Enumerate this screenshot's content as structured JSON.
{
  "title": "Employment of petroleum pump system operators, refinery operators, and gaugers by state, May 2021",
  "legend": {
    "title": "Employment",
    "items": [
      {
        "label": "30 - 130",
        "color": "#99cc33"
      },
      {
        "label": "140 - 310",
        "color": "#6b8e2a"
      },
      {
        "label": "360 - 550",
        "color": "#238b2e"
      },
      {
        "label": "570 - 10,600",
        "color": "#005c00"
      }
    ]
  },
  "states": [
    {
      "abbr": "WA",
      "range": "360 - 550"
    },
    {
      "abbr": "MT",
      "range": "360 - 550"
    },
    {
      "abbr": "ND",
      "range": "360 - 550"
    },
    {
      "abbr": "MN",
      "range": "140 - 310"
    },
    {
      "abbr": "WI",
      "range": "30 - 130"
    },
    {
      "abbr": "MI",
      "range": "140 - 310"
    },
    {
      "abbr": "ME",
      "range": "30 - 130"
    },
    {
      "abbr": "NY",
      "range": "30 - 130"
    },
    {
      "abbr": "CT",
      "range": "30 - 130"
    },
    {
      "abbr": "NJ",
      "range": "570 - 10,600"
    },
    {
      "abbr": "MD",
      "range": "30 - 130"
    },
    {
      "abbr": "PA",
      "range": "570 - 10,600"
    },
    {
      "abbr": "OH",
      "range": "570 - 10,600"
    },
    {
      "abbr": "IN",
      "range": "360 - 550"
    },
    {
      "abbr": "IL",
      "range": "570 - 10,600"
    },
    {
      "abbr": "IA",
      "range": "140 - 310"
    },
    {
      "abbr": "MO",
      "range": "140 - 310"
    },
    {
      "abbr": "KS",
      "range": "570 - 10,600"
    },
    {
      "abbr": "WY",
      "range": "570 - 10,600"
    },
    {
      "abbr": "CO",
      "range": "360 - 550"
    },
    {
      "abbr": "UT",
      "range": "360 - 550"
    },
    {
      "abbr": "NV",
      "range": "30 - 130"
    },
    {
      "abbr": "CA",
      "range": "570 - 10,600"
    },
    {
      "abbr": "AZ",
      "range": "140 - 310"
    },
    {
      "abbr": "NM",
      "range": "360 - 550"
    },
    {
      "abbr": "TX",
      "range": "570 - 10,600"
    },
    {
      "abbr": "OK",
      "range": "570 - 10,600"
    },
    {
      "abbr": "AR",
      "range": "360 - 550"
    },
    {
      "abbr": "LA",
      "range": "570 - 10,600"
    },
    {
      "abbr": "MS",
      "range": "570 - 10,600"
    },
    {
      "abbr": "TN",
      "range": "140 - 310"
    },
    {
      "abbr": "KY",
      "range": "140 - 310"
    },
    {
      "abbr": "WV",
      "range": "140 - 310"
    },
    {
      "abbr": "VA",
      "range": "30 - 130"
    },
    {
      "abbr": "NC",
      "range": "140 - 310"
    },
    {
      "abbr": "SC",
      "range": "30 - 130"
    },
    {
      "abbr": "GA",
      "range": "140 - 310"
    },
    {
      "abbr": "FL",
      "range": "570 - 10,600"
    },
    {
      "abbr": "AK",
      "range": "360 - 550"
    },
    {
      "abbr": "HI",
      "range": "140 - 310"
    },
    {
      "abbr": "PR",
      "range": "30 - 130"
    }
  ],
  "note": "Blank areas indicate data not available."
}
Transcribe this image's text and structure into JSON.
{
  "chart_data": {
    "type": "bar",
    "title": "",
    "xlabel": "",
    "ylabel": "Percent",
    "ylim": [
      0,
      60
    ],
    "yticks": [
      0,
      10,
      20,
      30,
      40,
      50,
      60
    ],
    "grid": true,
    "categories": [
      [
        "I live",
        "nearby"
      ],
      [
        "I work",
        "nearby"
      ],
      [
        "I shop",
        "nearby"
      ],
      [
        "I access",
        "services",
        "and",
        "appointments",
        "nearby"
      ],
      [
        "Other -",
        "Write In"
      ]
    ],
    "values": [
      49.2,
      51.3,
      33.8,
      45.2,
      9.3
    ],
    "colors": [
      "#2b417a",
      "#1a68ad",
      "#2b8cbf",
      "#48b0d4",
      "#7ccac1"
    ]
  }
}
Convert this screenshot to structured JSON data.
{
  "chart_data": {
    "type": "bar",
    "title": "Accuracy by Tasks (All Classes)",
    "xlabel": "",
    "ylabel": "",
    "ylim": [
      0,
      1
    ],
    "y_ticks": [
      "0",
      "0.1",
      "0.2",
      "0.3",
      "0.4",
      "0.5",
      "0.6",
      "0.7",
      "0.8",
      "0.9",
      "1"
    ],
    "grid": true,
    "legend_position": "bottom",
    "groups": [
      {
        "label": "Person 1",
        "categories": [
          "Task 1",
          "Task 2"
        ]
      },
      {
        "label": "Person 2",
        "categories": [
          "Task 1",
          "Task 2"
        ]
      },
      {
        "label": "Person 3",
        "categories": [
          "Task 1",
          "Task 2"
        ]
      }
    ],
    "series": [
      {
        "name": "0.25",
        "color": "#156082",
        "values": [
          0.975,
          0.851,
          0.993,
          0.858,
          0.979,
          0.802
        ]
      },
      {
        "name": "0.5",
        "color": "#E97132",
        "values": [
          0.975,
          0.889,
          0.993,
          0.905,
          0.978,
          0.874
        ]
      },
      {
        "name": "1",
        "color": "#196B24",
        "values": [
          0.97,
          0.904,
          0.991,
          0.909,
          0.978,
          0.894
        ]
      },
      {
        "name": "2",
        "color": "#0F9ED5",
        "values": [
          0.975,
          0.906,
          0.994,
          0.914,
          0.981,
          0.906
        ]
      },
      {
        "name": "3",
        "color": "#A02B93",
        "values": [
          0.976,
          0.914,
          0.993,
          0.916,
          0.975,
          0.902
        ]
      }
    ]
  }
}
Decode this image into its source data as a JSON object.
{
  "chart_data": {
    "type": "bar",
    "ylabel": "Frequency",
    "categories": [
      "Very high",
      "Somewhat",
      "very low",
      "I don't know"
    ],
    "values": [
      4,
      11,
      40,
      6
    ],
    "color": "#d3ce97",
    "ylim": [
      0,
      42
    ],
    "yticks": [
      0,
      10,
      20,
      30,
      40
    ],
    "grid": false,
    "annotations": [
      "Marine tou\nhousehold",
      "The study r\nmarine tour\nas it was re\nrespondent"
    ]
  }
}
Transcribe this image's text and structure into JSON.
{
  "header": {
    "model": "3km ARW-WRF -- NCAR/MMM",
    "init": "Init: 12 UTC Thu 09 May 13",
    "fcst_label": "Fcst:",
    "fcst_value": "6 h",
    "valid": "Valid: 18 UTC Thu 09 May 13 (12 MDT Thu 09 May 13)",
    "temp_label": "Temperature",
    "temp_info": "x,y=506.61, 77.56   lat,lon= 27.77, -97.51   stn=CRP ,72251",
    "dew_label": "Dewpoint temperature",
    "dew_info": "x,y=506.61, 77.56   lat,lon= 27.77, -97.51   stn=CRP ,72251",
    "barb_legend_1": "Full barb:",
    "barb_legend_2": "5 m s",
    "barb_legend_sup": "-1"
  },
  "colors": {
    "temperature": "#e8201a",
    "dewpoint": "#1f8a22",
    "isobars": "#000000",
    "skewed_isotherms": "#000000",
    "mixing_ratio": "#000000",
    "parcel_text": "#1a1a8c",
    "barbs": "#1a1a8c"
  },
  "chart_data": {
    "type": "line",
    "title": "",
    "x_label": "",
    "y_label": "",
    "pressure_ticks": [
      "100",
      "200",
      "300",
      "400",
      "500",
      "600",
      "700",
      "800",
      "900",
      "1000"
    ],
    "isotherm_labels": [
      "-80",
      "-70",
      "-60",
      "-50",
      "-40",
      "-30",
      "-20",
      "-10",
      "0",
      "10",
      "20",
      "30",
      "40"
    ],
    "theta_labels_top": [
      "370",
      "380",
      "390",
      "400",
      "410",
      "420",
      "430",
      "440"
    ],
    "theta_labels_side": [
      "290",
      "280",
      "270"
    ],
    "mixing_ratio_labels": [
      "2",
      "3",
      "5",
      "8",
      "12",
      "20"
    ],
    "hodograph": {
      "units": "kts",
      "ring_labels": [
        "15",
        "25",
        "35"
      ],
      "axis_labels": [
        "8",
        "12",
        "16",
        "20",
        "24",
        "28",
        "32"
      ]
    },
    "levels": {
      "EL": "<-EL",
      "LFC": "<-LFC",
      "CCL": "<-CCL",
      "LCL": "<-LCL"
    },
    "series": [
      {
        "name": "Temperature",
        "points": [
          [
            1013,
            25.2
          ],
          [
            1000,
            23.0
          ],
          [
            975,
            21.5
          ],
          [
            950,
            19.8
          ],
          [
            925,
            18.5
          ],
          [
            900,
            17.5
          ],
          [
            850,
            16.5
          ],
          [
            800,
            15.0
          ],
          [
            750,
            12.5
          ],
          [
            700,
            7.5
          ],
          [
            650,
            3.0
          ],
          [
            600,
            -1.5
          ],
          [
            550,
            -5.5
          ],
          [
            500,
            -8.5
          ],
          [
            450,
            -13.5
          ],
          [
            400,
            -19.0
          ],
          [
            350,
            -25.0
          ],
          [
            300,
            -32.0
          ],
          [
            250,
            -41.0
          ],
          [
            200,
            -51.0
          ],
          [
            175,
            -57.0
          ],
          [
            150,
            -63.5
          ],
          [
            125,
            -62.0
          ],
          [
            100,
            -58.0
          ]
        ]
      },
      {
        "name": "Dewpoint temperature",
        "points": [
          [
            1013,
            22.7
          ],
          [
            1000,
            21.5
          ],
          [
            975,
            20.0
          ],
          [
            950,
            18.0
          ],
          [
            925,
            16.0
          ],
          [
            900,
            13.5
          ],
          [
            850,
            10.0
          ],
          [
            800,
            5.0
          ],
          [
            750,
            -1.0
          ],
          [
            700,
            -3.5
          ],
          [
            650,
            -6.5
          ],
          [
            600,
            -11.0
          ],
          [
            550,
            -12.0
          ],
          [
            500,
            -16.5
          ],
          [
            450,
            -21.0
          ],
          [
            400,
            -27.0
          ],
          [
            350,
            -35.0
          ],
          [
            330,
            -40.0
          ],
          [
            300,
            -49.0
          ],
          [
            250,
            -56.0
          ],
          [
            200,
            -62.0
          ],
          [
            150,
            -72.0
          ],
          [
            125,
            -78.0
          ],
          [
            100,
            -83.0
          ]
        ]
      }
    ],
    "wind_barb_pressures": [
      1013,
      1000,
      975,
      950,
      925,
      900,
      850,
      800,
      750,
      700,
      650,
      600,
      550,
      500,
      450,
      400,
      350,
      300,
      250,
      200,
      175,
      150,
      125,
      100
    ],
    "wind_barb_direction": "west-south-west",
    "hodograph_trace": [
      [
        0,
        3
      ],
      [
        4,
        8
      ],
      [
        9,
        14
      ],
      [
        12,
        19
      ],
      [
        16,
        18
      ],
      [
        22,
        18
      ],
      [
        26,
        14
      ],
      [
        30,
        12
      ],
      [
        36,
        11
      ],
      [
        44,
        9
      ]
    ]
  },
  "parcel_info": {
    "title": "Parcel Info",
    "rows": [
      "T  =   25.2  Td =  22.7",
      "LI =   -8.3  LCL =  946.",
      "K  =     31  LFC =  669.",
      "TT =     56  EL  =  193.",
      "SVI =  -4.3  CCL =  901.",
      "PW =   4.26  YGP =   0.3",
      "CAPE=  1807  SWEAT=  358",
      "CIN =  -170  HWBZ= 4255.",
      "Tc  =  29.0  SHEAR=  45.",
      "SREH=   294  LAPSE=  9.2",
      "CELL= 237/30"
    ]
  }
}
+ + + +
* Required task: From the listing above, pick out each line where the word "JSON" appears.

* Output:
Enumerate this screenshot's content as structured JSON.
Transcribe this image's text and structure into JSON.
Convert this screenshot to structured JSON data.
Decode this image into its source data as a JSON object.
Transcribe this image's text and structure into JSON.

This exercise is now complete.